>> Begin Working data
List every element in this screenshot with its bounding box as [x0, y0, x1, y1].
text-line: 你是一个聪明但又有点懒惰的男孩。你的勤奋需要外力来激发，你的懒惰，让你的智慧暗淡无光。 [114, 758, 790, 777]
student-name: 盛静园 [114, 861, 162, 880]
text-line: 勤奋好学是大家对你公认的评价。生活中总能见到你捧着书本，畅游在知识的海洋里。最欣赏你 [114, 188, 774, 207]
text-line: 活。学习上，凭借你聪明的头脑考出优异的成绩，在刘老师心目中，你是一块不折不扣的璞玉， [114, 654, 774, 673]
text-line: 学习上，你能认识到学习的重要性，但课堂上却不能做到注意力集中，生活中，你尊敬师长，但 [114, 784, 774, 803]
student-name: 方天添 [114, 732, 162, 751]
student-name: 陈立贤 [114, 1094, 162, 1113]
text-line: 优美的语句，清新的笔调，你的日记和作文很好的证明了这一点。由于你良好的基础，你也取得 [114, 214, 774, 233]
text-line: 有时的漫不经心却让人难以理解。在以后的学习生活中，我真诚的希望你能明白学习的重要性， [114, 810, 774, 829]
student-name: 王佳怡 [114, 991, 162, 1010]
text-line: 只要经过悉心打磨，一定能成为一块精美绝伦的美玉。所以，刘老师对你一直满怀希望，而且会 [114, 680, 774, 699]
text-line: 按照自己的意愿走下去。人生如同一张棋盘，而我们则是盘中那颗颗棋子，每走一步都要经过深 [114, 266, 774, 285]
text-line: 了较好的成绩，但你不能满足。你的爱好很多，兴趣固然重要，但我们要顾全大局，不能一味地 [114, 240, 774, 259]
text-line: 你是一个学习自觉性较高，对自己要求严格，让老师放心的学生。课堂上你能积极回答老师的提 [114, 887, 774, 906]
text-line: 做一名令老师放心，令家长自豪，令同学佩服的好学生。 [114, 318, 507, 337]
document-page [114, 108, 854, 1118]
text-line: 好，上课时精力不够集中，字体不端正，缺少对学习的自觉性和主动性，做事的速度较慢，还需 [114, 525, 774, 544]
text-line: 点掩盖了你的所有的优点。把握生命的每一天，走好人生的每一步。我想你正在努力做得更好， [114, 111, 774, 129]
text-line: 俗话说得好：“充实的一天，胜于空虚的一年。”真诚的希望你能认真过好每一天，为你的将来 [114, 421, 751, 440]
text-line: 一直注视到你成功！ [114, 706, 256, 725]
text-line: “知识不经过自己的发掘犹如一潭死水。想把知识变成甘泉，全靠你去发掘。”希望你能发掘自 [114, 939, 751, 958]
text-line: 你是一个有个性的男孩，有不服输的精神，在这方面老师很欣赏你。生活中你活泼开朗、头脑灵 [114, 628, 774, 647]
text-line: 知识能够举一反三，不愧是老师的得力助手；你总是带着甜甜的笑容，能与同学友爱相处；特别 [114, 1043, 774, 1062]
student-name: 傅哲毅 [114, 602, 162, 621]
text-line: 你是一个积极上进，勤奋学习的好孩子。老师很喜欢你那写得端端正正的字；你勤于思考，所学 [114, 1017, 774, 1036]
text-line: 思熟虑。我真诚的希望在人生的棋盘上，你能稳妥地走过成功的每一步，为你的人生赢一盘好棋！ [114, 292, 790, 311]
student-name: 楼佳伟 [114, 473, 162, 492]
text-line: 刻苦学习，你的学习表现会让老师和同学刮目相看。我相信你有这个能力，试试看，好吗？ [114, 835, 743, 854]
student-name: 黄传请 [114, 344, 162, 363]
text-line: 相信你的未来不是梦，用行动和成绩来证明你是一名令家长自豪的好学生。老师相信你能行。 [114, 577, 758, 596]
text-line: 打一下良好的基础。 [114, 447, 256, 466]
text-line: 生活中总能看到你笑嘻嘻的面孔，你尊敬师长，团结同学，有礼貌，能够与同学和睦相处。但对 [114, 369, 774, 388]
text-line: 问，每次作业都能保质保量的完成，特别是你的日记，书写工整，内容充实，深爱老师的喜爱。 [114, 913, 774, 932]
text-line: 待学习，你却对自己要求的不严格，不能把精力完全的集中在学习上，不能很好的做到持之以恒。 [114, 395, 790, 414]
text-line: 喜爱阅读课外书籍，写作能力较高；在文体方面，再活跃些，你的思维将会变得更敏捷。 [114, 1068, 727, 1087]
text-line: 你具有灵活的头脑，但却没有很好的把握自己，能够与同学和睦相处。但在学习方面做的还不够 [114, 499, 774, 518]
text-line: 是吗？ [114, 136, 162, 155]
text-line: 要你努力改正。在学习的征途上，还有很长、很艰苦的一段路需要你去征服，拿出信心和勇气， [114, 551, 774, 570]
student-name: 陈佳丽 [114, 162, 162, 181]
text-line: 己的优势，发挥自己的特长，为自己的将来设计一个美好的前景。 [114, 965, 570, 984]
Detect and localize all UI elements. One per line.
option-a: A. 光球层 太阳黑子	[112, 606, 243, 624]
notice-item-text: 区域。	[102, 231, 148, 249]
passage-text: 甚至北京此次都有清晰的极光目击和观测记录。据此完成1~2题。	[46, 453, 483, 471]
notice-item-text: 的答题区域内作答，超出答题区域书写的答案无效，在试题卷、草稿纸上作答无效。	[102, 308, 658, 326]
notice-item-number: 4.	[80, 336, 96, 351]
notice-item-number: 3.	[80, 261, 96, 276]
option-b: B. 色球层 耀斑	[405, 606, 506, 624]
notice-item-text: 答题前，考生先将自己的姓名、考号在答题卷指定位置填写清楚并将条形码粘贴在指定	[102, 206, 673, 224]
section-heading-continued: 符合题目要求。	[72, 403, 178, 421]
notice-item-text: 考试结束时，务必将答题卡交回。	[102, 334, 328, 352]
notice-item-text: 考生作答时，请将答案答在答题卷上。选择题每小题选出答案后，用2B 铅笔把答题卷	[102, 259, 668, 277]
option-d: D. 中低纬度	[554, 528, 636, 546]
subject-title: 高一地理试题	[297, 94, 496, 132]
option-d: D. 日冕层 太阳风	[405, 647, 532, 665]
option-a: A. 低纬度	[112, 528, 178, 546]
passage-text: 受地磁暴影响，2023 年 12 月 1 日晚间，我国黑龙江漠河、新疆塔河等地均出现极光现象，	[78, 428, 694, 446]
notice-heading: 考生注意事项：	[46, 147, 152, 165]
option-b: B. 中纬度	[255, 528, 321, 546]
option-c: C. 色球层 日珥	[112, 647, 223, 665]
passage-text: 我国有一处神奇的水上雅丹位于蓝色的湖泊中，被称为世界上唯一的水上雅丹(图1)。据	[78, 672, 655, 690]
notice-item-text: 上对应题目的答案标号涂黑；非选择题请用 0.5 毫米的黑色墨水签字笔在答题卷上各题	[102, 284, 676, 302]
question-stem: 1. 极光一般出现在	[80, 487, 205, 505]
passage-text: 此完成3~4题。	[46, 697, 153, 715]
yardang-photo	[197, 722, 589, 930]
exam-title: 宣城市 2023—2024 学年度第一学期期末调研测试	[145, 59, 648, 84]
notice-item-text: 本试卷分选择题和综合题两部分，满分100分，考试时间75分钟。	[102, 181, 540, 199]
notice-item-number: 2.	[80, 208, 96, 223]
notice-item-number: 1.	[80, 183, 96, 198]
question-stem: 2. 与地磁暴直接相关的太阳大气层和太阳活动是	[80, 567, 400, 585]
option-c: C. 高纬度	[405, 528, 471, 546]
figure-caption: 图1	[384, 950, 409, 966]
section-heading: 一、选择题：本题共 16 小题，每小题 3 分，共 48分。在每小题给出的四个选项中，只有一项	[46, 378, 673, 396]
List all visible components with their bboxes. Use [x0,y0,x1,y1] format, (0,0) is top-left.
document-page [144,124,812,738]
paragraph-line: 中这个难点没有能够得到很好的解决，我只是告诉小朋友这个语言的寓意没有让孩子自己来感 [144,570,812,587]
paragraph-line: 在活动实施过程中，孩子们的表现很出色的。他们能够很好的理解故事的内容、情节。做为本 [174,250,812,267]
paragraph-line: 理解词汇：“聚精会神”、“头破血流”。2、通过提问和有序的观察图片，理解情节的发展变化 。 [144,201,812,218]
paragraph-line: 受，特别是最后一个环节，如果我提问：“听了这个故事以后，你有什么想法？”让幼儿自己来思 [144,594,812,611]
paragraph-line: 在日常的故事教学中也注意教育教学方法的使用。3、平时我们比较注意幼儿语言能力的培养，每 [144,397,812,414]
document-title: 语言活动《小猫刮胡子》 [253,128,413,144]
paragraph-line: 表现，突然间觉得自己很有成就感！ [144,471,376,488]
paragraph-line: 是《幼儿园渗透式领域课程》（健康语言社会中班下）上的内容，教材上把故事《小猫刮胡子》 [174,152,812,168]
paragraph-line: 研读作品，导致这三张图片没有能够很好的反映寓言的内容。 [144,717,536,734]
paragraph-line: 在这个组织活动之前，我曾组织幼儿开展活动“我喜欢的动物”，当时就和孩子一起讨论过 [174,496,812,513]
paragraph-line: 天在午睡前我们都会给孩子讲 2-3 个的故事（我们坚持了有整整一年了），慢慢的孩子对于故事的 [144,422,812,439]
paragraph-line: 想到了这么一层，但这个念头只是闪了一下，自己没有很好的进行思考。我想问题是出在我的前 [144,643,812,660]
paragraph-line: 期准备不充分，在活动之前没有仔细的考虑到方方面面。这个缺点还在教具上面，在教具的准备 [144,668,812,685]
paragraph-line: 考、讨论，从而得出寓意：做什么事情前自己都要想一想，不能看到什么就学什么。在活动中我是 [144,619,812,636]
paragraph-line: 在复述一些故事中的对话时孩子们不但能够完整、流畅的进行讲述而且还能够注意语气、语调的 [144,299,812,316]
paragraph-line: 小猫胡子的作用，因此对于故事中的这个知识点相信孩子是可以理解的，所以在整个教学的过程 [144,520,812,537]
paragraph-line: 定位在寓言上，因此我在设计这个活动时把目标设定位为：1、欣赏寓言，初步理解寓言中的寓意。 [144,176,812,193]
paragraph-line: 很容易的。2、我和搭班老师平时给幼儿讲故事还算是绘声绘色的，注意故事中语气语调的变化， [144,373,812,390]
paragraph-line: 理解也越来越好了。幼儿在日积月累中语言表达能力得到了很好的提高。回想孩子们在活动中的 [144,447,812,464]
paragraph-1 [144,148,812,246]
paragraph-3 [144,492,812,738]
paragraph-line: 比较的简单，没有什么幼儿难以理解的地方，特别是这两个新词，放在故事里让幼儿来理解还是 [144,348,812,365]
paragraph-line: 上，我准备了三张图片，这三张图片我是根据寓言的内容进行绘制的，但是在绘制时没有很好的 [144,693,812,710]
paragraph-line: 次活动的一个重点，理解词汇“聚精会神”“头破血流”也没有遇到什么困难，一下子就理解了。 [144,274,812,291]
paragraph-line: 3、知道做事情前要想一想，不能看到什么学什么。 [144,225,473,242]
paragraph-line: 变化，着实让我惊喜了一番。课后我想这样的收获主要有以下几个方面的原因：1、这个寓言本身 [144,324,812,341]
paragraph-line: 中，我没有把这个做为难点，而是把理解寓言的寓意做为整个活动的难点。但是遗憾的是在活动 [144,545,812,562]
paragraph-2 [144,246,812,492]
>> End Working data
__What you should do__.
Copy out the listing unchanged, from its first line down to and including the line containing "document-page [114, 108, 854, 1118]".

__Solution to the exercise__.
List every element in this screenshot with its bounding box as [x0, y0, x1, y1].
text-line: 你是一个聪明但又有点懒惰的男孩。你的勤奋需要外力来激发，你的懒惰，让你的智慧暗淡无光。 [114, 758, 790, 777]
student-name: 盛静园 [114, 861, 162, 880]
text-line: 勤奋好学是大家对你公认的评价。生活中总能见到你捧着书本，畅游在知识的海洋里。最欣赏你 [114, 188, 774, 207]
text-line: 活。学习上，凭借你聪明的头脑考出优异的成绩，在刘老师心目中，你是一块不折不扣的璞玉， [114, 654, 774, 673]
text-line: 学习上，你能认识到学习的重要性，但课堂上却不能做到注意力集中，生活中，你尊敬师长，但 [114, 784, 774, 803]
student-name: 方天添 [114, 732, 162, 751]
student-name: 陈立贤 [114, 1094, 162, 1113]
text-line: 优美的语句，清新的笔调，你的日记和作文很好的证明了这一点。由于你良好的基础，你也取得 [114, 214, 774, 233]
text-line: 有时的漫不经心却让人难以理解。在以后的学习生活中，我真诚的希望你能明白学习的重要性， [114, 810, 774, 829]
student-name: 王佳怡 [114, 991, 162, 1010]
text-line: 只要经过悉心打磨，一定能成为一块精美绝伦的美玉。所以，刘老师对你一直满怀希望，而且会 [114, 680, 774, 699]
text-line: 按照自己的意愿走下去。人生如同一张棋盘，而我们则是盘中那颗颗棋子，每走一步都要经过深 [114, 266, 774, 285]
text-line: 了较好的成绩，但你不能满足。你的爱好很多，兴趣固然重要，但我们要顾全大局，不能一味地 [114, 240, 774, 259]
text-line: 你是一个学习自觉性较高，对自己要求严格，让老师放心的学生。课堂上你能积极回答老师的提 [114, 887, 774, 906]
text-line: 做一名令老师放心，令家长自豪，令同学佩服的好学生。 [114, 318, 507, 337]
document-page [114, 108, 854, 1118]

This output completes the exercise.